RECORD SET -

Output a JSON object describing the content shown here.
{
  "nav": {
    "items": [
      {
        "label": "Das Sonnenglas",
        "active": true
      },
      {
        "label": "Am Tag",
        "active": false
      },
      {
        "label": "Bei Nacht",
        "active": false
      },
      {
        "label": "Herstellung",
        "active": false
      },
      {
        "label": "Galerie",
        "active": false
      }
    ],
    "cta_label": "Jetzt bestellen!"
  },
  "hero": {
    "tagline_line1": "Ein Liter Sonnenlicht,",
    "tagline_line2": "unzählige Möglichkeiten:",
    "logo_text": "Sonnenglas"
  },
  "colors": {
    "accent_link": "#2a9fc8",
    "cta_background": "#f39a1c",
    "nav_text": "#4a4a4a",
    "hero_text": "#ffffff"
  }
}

DO THIS - Retype the listing exactly, in full.

COMPLETE ANSWER -
Output a JSON object describing the content shown here.
{
  "nav": {
    "items": [
      {
        "label": "Das Sonnenglas",
        "active": true
      },
      {
        "label": "Am Tag",
        "active": false
      },
      {
        "label": "Bei Nacht",
        "active": false
      },
      {
        "label": "Herstellung",
        "active": false
      },
      {
        "label": "Galerie",
        "active": false
      }
    ],
    "cta_label": "Jetzt bestellen!"
  },
  "hero": {
    "tagline_line1": "Ein Liter Sonnenlicht,",
    "tagline_line2": "unzählige Möglichkeiten:",
    "logo_text": "Sonnenglas"
  },
  "colors": {
    "accent_link": "#2a9fc8",
    "cta_background": "#f39a1c",
    "nav_text": "#4a4a4a",
    "hero_text": "#ffffff"
  }
}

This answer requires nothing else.